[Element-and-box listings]
####################
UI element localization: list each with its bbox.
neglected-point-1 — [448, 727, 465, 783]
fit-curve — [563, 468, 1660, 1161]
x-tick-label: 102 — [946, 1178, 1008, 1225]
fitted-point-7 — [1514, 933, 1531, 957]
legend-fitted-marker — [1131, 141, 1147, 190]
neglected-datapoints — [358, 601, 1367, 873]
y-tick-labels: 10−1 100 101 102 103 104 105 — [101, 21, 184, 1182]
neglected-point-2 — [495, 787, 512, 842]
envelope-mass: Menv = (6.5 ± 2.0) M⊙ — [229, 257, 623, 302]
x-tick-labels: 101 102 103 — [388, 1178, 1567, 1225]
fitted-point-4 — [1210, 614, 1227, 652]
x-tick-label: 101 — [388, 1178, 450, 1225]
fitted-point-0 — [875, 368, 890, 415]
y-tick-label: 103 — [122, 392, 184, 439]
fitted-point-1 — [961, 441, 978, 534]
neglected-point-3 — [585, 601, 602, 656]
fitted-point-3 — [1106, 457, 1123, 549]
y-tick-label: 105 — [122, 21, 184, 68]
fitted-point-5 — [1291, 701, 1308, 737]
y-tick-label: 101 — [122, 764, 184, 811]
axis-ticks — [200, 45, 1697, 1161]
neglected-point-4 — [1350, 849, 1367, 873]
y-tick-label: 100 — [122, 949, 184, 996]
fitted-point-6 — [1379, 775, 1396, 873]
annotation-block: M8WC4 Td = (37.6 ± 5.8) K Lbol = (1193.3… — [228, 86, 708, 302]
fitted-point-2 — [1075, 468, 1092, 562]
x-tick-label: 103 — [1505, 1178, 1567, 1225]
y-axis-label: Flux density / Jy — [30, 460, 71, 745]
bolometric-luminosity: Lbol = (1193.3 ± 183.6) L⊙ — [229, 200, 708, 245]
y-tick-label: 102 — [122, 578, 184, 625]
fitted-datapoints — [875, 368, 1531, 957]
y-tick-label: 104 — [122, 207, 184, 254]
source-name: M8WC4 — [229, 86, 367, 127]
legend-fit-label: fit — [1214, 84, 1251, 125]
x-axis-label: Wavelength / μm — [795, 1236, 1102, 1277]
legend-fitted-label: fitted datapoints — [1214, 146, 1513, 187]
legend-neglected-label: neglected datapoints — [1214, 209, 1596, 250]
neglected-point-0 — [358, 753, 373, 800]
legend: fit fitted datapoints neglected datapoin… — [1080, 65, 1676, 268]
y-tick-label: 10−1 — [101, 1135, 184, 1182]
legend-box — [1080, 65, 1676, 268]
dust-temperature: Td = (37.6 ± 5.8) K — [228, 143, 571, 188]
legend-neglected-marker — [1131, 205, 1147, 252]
####################
Task directions: Reproduce every line of the items above verbatim, with no changes.

Response:
UI element localization: list each with its bbox.
neglected-point-1 — [448, 727, 465, 783]
fit-curve — [563, 468, 1660, 1161]
x-tick-label: 102 — [946, 1178, 1008, 1225]
fitted-point-7 — [1514, 933, 1531, 957]
legend-fitted-marker — [1131, 141, 1147, 190]
neglected-datapoints — [358, 601, 1367, 873]
y-tick-labels: 10−1 100 101 102 103 104 105 — [101, 21, 184, 1182]
neglected-point-2 — [495, 787, 512, 842]
envelope-mass: Menv = (6.5 ± 2.0) M⊙ — [229, 257, 623, 302]
x-tick-labels: 101 102 103 — [388, 1178, 1567, 1225]
fitted-point-4 — [1210, 614, 1227, 652]
x-tick-label: 101 — [388, 1178, 450, 1225]
fitted-point-0 — [875, 368, 890, 415]
y-tick-label: 103 — [122, 392, 184, 439]
fitted-point-1 — [961, 441, 978, 534]
neglected-point-3 — [585, 601, 602, 656]
fitted-point-3 — [1106, 457, 1123, 549]
y-tick-label: 105 — [122, 21, 184, 68]
fitted-point-5 — [1291, 701, 1308, 737]
y-tick-label: 101 — [122, 764, 184, 811]
axis-ticks — [200, 45, 1697, 1161]
neglected-point-4 — [1350, 849, 1367, 873]
y-tick-label: 100 — [122, 949, 184, 996]
fitted-point-6 — [1379, 775, 1396, 873]
annotation-block: M8WC4 Td = (37.6 ± 5.8) K Lbol = (1193.3… — [228, 86, 708, 302]
fitted-point-2 — [1075, 468, 1092, 562]
x-tick-label: 103 — [1505, 1178, 1567, 1225]
y-axis-label: Flux density / Jy — [30, 460, 71, 745]
bolometric-luminosity: Lbol = (1193.3 ± 183.6) L⊙ — [229, 200, 708, 245]
y-tick-label: 102 — [122, 578, 184, 625]
fitted-datapoints — [875, 368, 1531, 957]
y-tick-label: 104 — [122, 207, 184, 254]
source-name: M8WC4 — [229, 86, 367, 127]
legend-fit-label: fit — [1214, 84, 1251, 125]
x-axis-label: Wavelength / μm — [795, 1236, 1102, 1277]
legend-fitted-label: fitted datapoints — [1214, 146, 1513, 187]
legend-neglected-label: neglected datapoints — [1214, 209, 1596, 250]
neglected-point-0 — [358, 753, 373, 800]
legend: fit fitted datapoints neglected datapoin… — [1080, 65, 1676, 268]
y-tick-label: 10−1 — [101, 1135, 184, 1182]
legend-box — [1080, 65, 1676, 268]
dust-temperature: Td = (37.6 ± 5.8) K — [228, 143, 571, 188]
legend-neglected-marker — [1131, 205, 1147, 252]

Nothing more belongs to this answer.